Maria Helena Semedo
Whether they live on Mount Kilimanjaro, in the Himalayas, in Chimanimani or in the Andes, women and girls in mountainous communities around the world have much in common: they are often the ones managing daily life in the mountains, as protectors of the land and biodiversity and keepers of traditional knowledge.
Men in these mountain communities often migrate to urban centres in search of work, leaving the women to deal with the workload back at home.
In addition to caring for their families, women manage mountain farms and small-scale businesses.
Their key roles as farmers, market sellers, business women, artisans, entrepreneurs and community leaders mean they have the potential to contribute hugely to climate change adaptation and conservation of ecosystems and biodiversity, particularly in rural areas.
Yet mountain communities share another commonality.
They are among the world’s poorest and most marginalised due to issues of accessibility.
Social inequalities, gender discrimination and traditional hierarchies hold mountain women back.
They often lack basic rights, have little access to credit, education, social protection schemes and information, and rarely participate in decisions within their own household, let alone more widely.
The Food and Agriculture Organisation of the United Nations (FAO) is the lead UN agency for International Mountain Day, which since 2003 has been observed on December 11 to create greater awareness of the importance of mountains to us all and to build alliances for positive change for mountain peoples.
This year — also proclaimed the United Nations International Year of Sustainable Mountain Development — the day highlights how “women move mountains” to protect this vital part of our environment and are the unsung heroes of sustainable social, economic and environmental development in mountain areas.
Today, a new report, entitled ‘Mountain women of the world: Challenges, resilience and collective power’, identifies the diverse challenges faced by mountain women in their different territories and the experiences they share.

## What to work on
• 1. In the piece on mountain women, print the words from "Yet mountain communities" to "for mountain peoples.".
• 2. List the mountain places named in the sentence of the piece on mountain women that begins "Whether they live".

## Stored data
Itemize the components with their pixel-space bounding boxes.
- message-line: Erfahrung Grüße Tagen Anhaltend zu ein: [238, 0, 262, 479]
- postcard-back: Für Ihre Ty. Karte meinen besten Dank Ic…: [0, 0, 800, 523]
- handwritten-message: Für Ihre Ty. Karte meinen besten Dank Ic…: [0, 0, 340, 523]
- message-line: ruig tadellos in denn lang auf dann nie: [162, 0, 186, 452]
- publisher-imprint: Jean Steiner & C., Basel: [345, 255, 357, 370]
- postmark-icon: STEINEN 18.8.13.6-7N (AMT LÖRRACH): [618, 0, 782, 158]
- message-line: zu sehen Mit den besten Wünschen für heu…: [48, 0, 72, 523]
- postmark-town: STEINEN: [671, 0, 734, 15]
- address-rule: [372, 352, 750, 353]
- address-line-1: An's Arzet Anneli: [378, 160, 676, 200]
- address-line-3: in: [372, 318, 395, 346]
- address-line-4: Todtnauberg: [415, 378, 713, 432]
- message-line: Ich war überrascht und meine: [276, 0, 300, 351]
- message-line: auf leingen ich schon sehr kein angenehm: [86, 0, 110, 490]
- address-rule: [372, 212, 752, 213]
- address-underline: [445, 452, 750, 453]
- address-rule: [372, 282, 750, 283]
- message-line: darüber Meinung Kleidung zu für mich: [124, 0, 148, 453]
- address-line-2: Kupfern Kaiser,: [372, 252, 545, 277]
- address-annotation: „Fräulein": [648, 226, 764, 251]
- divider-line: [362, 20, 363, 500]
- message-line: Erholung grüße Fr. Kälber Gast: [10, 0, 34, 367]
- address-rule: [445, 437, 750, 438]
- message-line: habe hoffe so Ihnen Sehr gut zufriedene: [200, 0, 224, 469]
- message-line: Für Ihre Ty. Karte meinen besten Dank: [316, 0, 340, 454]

## Task-by-task solutions
• 1.
Yet mountain communities share another commonality.
They are among the world’s poorest and most marginalised due to issues of accessibility.
Social inequalities, gender discrimination and traditional hierarchies hold mountain women back.
They often lack basic rights, have little access to credit, education, social protection schemes and information, and rarely participate in decisions within their own household, let alone more widely.
The Food and Agriculture Organisation of the United Nations (FAO) is the lead UN agency for International Mountain Day, which since 2003 has been observed on December 11 to create greater awareness of the importance of mountains to us all and to build alliances for positive change for mountain peoples.

• 2.
Mount Kilimanjaro
the Himalayas
Chimanimani
the Andes